* Provided entries *
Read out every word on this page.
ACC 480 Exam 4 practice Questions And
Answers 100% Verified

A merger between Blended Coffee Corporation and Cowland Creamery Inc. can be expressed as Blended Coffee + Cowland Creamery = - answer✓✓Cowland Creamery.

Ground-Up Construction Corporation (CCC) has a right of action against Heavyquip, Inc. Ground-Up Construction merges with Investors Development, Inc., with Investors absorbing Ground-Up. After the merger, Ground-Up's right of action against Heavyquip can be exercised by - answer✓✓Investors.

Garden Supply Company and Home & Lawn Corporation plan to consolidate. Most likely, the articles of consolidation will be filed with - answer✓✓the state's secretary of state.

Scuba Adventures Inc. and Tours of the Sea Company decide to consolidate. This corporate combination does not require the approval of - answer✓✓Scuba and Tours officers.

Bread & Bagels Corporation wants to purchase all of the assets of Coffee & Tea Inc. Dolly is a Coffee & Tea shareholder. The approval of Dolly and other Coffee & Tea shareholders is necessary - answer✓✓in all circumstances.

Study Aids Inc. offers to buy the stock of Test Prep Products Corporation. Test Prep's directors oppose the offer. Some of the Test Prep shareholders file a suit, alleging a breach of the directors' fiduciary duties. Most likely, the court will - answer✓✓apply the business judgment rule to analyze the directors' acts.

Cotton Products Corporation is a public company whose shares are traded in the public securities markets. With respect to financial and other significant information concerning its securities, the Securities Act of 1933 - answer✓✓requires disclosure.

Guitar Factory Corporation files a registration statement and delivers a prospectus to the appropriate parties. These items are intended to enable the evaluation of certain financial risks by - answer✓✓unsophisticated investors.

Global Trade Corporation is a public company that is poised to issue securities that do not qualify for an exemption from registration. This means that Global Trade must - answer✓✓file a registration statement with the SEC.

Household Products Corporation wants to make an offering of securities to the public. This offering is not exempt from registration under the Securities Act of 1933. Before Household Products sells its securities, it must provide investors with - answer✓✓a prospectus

* Stated problem *
Gather each line from the entries above that includes the word "Most".

* The result *
Garden Supply Company and Home & Lawn Corporation plan to consolidate. Most likely, the articles of consolidation will be filed with - answer✓✓the state's secretary of state.
Study Aids Inc. offers to buy the stock of Test Prep Products Corporation. Test Prep's directors oppose the offer. Some of the Test Prep shareholders file a suit, alleging a breach of the directors' fiduciary duties. Most likely, the court will - answer✓✓apply the business judgment rule to analyze the directors' acts.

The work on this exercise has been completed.